◆ Work to be completed ◆
Every record should be written out exactly, with the pictures left out.

◆ Supplied information ◆
<<<<

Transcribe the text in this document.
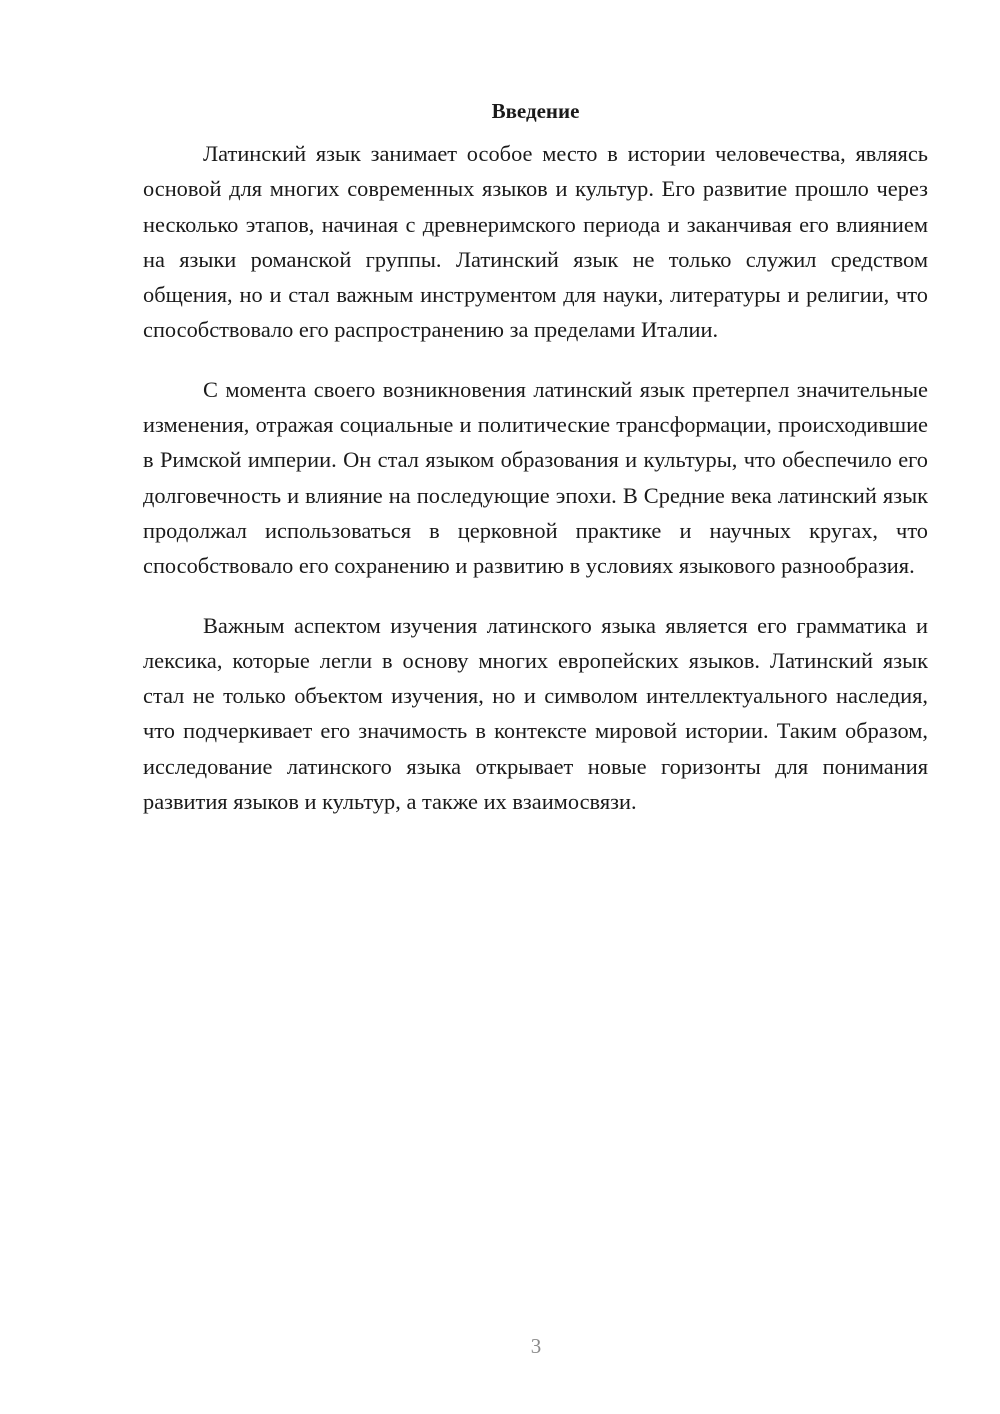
Введение

Латинский язык занимает особое место в истории человечества, являясь основой для многих современных языков и культур. Его развитие прошло через несколько этапов, начиная с древнеримского периода и заканчивая его влиянием на языки романской группы. Латинский язык не только служил средством общения, но и стал важным инструментом для науки, литературы и религии, что способствовало его распространению за пределами Италии.

С момента своего возникновения латинский язык претерпел значительные изменения, отражая социальные и политические трансформации, происходившие в Римской империи. Он стал языком образования и культуры, что обеспечило его долговечность и влияние на последующие эпохи. В Средние века латинский язык продолжал использоваться в церковной практике и научных кругах, что способствовало его сохранению и развитию в условиях языкового разнообразия.

Важным аспектом изучения латинского языка является его грамматика и лексика, которые легли в основу многих европейских языков. Латинский язык стал не только объектом изучения, но и символом интеллектуального наследия, что подчеркивает его значимость в контексте мировой истории. Таким образом, исследование латинского языка открывает новые горизонты для понимания развития языков и культур, а также их взаимосвязи.

3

>>>>

◆ Answer for the task ◆
Transcribe the text in this document.
Введение

Латинский язык занимает особое место в истории человечества, являясь основой для многих современных языков и культур. Его развитие прошло через несколько этапов, начиная с древнеримского периода и заканчивая его влиянием на языки романской группы. Латинский язык не только служил средством общения, но и стал важным инструментом для науки, литературы и религии, что способствовало его распространению за пределами Италии.

С момента своего возникновения латинский язык претерпел значительные изменения, отражая социальные и политические трансформации, происходившие в Римской империи. Он стал языком образования и культуры, что обеспечило его долговечность и влияние на последующие эпохи. В Средние века латинский язык продолжал использоваться в церковной практике и научных кругах, что способствовало его сохранению и развитию в условиях языкового разнообразия.

Важным аспектом изучения латинского языка является его грамматика и лексика, которые легли в основу многих европейских языков. Латинский язык стал не только объектом изучения, но и символом интеллектуального наследия, что подчеркивает его значимость в контексте мировой истории. Таким образом, исследование латинского языка открывает новые горизонты для понимания развития языков и культур, а также их взаимосвязи.

3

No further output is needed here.